===== Task data =====

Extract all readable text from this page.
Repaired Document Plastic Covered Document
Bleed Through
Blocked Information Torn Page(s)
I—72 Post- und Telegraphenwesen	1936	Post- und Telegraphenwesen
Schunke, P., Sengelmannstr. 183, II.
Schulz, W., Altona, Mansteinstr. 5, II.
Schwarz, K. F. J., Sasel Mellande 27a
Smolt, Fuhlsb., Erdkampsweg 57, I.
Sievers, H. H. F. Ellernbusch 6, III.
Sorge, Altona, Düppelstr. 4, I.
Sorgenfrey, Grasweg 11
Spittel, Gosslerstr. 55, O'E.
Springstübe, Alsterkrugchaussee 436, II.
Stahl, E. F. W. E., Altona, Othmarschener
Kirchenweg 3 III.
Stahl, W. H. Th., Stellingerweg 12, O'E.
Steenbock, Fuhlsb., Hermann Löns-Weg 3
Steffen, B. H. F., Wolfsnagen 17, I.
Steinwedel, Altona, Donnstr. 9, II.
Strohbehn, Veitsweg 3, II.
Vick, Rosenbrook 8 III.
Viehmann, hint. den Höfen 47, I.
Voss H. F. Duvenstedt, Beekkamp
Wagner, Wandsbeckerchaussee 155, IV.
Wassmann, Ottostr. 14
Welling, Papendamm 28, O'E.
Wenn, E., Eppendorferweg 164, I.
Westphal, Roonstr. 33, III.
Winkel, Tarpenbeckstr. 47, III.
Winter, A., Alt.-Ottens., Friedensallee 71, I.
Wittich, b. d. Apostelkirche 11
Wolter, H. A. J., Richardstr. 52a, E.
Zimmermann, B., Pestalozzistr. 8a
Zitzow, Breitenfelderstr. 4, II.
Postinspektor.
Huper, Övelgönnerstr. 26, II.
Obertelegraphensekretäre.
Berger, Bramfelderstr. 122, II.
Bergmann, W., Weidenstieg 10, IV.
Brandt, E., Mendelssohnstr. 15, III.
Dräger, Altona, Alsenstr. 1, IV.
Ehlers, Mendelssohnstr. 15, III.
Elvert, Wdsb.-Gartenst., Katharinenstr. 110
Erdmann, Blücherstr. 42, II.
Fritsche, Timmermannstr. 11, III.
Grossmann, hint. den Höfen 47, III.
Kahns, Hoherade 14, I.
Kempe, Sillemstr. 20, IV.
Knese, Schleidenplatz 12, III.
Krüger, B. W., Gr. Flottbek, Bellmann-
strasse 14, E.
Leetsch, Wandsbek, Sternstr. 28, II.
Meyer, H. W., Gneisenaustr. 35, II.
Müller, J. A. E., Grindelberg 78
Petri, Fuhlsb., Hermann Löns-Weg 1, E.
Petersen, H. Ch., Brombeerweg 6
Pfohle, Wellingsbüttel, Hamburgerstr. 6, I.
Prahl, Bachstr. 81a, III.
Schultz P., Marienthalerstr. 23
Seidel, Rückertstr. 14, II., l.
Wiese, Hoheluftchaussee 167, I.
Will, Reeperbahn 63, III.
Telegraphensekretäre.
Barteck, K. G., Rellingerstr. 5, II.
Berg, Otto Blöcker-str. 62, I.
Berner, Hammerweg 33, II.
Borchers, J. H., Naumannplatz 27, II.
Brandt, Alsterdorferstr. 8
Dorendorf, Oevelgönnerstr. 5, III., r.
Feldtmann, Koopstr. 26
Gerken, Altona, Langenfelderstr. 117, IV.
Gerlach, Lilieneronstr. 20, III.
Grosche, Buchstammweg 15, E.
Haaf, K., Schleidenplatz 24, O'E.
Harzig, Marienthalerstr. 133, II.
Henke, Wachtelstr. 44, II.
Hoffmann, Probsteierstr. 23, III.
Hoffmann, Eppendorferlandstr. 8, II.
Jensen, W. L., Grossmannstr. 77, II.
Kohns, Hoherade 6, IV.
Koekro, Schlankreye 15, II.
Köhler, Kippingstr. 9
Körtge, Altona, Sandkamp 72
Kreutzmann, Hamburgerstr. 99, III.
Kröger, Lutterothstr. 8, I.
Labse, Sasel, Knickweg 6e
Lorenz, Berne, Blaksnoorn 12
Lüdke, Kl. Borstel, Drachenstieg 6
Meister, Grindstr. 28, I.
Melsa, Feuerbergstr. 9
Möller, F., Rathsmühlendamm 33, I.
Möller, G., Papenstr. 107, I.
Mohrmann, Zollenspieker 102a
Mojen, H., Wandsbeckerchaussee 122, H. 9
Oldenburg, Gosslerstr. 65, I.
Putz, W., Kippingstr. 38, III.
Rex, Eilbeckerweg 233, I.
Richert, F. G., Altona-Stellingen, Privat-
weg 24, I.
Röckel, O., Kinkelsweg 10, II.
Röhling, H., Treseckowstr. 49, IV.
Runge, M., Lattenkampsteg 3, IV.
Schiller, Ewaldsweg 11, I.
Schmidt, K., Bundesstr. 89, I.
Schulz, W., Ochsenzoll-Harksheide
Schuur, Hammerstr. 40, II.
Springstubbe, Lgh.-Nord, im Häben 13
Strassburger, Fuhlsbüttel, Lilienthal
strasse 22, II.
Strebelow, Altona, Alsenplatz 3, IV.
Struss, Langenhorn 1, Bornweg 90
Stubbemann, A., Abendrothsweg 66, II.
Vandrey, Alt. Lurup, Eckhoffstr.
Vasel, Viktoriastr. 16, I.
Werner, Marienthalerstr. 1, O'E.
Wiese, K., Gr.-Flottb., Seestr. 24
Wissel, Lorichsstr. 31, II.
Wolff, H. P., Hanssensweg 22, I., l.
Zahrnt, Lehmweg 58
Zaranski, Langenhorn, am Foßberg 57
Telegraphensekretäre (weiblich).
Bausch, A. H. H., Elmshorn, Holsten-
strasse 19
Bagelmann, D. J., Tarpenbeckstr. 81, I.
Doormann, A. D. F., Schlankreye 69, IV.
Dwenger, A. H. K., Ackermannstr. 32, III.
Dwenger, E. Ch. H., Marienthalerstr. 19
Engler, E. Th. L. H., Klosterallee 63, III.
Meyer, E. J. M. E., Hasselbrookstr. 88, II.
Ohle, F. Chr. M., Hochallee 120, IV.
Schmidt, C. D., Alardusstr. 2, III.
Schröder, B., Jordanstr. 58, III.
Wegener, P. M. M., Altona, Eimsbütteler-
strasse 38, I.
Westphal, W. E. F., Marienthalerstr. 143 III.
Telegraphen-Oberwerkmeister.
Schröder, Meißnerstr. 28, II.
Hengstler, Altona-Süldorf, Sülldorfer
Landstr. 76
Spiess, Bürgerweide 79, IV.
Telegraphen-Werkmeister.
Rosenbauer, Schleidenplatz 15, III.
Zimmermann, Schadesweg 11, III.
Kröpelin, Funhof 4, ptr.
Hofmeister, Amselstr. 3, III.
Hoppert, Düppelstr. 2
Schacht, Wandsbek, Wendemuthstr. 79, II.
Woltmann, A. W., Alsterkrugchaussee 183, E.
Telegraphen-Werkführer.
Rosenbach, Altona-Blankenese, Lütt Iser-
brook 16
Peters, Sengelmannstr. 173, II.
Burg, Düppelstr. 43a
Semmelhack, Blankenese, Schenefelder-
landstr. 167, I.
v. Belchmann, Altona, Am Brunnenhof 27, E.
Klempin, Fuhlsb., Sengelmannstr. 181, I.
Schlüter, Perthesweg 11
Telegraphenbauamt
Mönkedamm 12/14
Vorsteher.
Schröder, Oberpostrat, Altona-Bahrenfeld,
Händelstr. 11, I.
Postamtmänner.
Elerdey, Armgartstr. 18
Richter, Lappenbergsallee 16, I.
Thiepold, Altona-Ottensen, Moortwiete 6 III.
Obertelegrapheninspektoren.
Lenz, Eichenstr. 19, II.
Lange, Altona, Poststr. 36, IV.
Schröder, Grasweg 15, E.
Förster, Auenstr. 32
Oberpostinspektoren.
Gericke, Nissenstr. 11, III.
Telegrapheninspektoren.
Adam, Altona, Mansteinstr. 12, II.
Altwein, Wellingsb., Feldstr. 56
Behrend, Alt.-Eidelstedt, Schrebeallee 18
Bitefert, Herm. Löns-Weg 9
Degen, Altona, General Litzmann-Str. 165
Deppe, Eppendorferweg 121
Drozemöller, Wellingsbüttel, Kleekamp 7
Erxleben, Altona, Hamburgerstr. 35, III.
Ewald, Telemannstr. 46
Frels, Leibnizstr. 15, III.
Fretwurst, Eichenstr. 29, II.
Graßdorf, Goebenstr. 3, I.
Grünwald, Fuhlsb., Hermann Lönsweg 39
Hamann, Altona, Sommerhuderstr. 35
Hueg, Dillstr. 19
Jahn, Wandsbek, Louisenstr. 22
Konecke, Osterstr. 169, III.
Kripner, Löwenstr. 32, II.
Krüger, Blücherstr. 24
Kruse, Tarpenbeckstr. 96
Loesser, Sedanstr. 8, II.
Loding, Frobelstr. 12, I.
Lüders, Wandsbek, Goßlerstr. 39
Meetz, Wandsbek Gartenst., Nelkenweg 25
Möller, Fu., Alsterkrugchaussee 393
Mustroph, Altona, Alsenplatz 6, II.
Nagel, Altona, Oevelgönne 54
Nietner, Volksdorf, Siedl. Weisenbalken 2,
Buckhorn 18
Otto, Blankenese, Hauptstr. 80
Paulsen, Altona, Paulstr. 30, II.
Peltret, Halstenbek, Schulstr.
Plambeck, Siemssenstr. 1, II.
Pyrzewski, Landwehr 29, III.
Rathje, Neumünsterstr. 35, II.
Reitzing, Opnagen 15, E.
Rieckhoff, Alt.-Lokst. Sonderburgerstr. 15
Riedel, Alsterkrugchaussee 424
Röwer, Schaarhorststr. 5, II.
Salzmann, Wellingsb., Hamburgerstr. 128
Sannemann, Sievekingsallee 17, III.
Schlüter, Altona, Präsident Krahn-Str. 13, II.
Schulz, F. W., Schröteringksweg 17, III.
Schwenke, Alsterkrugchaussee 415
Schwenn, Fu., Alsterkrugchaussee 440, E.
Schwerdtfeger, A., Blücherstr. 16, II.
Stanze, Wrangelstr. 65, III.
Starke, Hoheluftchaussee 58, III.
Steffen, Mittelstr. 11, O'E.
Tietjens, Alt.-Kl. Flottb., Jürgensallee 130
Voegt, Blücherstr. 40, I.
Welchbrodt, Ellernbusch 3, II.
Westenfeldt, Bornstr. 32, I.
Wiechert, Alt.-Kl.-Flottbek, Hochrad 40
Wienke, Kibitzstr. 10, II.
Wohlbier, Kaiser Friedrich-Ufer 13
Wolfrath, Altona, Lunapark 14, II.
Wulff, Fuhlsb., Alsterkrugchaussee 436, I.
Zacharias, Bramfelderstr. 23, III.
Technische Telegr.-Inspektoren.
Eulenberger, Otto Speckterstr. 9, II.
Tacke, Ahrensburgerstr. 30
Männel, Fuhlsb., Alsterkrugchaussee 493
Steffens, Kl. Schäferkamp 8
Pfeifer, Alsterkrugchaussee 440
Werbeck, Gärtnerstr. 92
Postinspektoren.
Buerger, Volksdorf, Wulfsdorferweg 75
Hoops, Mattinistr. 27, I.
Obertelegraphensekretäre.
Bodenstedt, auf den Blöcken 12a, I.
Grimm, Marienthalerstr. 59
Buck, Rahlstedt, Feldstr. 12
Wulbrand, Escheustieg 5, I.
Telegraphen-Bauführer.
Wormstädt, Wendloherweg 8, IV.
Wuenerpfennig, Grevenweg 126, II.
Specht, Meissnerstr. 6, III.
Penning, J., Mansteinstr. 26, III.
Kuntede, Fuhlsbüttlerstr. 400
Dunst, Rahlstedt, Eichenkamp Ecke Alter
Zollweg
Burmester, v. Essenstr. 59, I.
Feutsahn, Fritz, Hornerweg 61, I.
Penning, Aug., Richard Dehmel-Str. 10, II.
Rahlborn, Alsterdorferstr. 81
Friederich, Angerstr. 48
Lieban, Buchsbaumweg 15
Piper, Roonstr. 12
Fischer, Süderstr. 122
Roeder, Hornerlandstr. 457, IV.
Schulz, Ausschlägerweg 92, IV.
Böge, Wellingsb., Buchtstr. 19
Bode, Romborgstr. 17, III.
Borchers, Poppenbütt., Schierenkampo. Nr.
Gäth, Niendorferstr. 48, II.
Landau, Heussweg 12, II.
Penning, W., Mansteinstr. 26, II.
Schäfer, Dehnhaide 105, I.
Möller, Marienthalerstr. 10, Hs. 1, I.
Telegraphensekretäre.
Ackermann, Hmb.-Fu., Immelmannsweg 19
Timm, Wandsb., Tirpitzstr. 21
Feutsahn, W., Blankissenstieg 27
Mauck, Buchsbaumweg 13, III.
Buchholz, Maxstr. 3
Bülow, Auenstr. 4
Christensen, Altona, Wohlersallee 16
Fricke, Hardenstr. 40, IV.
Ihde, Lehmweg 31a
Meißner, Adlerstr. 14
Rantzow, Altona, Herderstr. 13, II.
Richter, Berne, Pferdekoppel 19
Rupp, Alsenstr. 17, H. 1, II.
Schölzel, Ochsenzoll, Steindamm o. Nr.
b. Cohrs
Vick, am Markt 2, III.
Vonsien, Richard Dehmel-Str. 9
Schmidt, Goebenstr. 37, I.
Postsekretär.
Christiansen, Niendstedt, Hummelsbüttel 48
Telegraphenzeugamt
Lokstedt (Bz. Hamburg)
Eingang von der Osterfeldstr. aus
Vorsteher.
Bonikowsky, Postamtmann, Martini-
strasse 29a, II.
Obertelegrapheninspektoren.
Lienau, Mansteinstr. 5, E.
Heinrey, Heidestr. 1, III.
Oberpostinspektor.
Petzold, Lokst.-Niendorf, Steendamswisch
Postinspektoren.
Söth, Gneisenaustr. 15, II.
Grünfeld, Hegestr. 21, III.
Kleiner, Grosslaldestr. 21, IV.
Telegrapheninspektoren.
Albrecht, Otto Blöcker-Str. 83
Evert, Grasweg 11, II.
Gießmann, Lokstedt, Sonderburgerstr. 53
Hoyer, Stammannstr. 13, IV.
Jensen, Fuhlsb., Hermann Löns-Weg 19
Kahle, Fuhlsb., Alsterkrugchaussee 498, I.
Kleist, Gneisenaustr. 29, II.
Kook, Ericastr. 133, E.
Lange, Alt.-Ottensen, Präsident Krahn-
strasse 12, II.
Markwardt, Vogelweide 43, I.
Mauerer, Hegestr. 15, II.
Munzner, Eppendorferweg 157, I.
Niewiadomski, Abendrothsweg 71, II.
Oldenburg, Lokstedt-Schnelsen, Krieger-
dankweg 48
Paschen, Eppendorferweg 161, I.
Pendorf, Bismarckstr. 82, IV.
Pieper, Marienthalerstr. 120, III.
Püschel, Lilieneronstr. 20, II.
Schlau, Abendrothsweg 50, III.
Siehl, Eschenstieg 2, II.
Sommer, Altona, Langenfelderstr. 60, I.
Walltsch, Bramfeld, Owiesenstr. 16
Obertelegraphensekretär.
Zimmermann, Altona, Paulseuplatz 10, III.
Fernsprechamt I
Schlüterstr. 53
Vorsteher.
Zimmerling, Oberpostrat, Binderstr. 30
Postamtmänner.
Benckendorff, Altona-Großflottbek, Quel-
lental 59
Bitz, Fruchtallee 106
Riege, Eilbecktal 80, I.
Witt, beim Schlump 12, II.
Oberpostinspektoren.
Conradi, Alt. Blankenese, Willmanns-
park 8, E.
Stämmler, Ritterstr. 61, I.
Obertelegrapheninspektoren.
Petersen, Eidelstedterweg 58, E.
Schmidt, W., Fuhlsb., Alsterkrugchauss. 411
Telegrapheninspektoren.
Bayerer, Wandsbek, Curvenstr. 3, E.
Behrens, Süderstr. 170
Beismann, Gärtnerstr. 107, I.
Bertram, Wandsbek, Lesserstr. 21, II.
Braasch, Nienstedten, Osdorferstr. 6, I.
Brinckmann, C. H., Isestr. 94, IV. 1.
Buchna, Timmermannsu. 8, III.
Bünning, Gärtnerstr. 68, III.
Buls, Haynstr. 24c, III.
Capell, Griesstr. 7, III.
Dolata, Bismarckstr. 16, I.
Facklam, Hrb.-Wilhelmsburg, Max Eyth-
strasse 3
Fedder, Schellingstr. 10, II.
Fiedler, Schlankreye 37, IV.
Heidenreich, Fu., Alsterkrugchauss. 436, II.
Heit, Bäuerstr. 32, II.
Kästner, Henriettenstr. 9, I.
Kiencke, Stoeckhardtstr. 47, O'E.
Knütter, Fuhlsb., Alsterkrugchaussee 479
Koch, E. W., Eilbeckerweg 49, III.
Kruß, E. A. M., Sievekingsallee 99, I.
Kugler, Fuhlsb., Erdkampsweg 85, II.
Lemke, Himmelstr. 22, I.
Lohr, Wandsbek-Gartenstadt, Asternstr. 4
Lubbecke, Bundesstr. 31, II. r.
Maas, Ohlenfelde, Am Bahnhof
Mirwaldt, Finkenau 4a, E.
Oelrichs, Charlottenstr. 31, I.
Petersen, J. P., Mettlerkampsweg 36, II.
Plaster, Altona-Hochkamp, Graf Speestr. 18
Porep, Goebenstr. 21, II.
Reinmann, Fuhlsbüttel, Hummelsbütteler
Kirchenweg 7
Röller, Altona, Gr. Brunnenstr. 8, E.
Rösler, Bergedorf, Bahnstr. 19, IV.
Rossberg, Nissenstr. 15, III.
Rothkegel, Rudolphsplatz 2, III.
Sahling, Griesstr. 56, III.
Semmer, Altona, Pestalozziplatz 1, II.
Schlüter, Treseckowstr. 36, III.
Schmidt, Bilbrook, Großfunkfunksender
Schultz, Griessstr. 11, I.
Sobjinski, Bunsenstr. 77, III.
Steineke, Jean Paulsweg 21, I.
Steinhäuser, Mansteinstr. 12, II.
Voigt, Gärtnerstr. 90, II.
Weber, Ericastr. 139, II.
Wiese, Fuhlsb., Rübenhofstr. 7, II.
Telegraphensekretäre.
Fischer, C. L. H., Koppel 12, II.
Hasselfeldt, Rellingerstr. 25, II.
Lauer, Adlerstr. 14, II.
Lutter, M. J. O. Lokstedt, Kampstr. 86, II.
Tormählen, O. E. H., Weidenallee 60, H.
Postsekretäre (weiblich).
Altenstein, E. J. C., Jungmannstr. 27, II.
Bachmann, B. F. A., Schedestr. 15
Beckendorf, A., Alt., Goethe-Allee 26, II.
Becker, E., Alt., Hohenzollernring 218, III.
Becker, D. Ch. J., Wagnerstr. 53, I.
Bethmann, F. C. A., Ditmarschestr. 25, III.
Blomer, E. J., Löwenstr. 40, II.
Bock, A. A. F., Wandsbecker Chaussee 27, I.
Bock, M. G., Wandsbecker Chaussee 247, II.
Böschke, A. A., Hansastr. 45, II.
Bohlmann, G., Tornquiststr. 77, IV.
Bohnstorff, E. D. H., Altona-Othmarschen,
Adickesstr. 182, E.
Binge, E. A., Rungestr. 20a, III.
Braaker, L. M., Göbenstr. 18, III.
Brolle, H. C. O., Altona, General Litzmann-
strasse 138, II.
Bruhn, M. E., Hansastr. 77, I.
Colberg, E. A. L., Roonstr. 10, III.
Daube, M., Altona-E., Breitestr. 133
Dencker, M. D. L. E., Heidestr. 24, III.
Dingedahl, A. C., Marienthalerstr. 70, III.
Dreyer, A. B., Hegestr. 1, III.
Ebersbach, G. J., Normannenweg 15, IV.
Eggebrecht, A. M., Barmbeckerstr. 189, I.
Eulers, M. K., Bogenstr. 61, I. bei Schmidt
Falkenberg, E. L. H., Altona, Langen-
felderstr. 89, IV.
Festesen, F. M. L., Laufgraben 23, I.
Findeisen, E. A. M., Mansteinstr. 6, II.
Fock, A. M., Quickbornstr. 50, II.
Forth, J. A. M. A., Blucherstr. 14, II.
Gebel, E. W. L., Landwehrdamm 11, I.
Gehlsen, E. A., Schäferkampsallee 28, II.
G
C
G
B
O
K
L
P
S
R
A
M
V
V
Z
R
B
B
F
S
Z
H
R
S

=====

What needs to be done
Look through the lines above and collect those with the word "Kippingstr".

Correct result
Köhler, Kippingstr. 9
Putz, W., Kippingstr. 38, III.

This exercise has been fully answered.